/---

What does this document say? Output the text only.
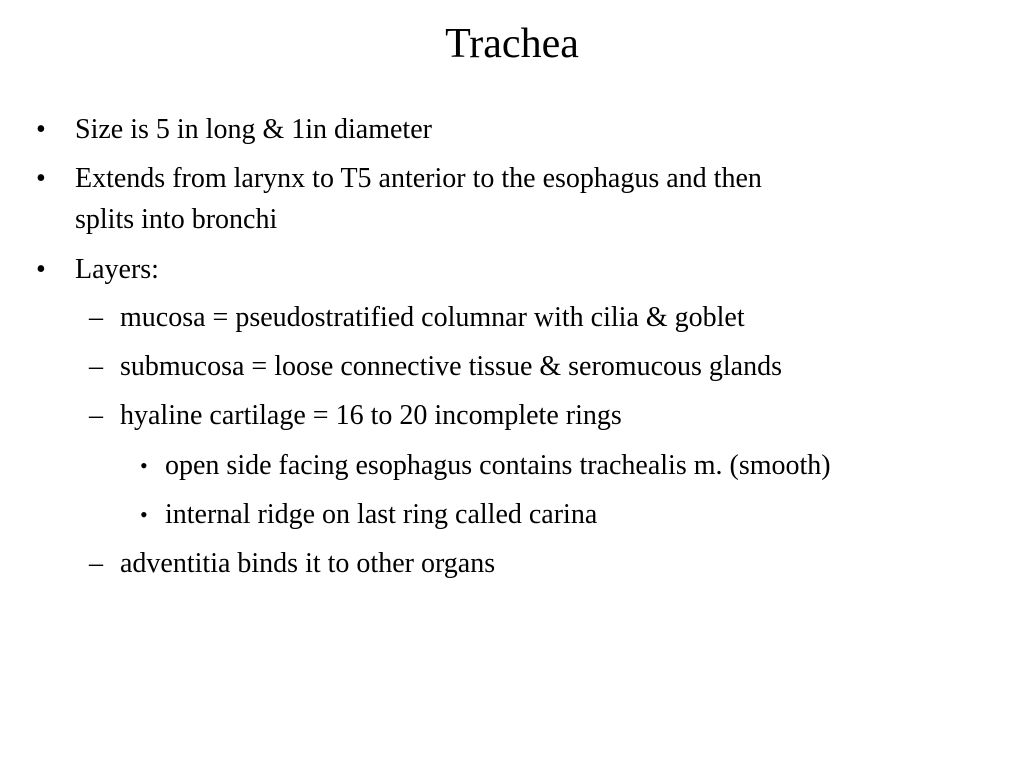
Trachea
• Size is 5 in long & 1in diameter
• Extends from larynx to T5 anterior to the esophagus and then
splits into bronchi
• Layers:
– mucosa = pseudostratified columnar with cilia & goblet
– submucosa = loose connective tissue & seromucous glands
– hyaline cartilage = 16 to 20 incomplete rings
• open side facing esophagus contains trachealis m. (smooth)
• internal ridge on last ring called carina
– adventitia binds it to other organs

\---

### DESCRIPTION OF THE TASK
Where a line of the entries contains the word "esophagus", copy that line.

### EXERCISE ANSWER
• Extends from larynx to T5 anterior to the esophagus and then
• open side facing esophagus contains trachealis m. (smooth)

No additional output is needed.